OBJECTIVE: Review the material line by line. Identify and copy every line that contains the string "Positive".

[Figure record listings]

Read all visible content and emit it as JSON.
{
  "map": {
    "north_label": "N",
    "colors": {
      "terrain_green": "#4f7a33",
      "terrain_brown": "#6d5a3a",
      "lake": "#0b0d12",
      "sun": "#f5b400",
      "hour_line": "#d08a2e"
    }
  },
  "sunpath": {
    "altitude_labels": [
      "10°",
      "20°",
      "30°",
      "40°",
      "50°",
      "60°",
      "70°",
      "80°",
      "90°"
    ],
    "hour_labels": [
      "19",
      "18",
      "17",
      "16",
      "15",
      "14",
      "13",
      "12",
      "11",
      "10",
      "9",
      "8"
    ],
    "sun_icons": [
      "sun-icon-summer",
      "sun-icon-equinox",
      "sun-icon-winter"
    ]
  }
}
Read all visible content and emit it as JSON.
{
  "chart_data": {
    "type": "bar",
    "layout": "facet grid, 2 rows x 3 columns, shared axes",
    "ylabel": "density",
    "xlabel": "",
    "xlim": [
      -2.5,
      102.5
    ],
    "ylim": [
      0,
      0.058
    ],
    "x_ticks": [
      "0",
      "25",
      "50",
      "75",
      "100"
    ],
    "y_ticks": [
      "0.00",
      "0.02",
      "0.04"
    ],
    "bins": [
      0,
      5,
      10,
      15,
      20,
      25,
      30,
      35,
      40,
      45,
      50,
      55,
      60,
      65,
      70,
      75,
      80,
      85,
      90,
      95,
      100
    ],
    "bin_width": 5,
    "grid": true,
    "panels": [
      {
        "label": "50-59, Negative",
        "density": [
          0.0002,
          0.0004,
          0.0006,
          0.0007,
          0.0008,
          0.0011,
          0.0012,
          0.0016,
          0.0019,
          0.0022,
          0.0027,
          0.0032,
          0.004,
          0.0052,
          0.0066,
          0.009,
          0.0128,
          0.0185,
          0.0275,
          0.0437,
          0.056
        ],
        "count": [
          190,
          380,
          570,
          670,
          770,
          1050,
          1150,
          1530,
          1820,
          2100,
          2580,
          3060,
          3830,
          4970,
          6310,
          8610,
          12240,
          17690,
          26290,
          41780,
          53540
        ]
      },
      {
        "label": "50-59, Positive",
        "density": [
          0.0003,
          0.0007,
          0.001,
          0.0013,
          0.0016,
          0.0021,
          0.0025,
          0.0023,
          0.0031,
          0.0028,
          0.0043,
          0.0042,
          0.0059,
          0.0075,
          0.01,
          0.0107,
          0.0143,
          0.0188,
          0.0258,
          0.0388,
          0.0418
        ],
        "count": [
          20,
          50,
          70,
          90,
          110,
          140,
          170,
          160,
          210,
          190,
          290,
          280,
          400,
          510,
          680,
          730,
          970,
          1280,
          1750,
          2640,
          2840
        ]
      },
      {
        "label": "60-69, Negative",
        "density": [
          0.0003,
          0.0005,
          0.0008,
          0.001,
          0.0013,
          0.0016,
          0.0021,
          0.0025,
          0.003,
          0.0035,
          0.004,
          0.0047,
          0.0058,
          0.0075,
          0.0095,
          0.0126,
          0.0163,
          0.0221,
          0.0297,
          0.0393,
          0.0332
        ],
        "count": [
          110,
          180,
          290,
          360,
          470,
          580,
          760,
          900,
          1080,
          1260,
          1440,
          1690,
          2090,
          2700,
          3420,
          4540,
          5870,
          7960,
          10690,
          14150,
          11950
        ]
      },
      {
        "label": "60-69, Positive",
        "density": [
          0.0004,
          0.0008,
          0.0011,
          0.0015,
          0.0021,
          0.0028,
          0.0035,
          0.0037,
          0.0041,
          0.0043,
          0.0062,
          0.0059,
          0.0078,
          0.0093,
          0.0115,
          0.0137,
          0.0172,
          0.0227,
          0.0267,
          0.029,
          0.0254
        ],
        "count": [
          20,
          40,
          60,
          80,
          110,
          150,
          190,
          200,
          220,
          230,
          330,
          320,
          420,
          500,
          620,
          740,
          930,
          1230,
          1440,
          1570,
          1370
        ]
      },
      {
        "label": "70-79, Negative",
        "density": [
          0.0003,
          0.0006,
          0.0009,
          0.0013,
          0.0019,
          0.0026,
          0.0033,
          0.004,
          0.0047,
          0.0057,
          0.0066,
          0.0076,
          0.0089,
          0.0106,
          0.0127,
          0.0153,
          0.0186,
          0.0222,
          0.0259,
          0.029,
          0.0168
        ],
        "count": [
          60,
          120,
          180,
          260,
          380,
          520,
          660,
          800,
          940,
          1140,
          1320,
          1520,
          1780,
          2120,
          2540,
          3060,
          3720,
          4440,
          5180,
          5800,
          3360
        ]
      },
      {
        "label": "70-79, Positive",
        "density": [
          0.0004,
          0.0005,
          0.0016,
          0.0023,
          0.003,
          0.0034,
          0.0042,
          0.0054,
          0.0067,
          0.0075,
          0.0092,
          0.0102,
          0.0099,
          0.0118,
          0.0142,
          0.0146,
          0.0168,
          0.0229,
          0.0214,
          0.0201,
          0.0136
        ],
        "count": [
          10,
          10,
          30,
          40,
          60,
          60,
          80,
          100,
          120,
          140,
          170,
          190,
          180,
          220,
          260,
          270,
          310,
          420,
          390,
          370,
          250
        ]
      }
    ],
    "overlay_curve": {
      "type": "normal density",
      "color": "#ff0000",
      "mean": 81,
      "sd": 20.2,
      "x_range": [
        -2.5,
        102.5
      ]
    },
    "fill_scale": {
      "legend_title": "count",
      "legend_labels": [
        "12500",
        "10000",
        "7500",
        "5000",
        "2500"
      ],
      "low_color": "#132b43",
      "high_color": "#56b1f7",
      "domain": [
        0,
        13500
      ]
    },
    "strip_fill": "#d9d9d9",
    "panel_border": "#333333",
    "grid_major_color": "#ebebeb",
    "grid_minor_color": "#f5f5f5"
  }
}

REPLY:
        "label": "50-59, Positive",
        "label": "60-69, Positive",
        "label": "70-79, Positive",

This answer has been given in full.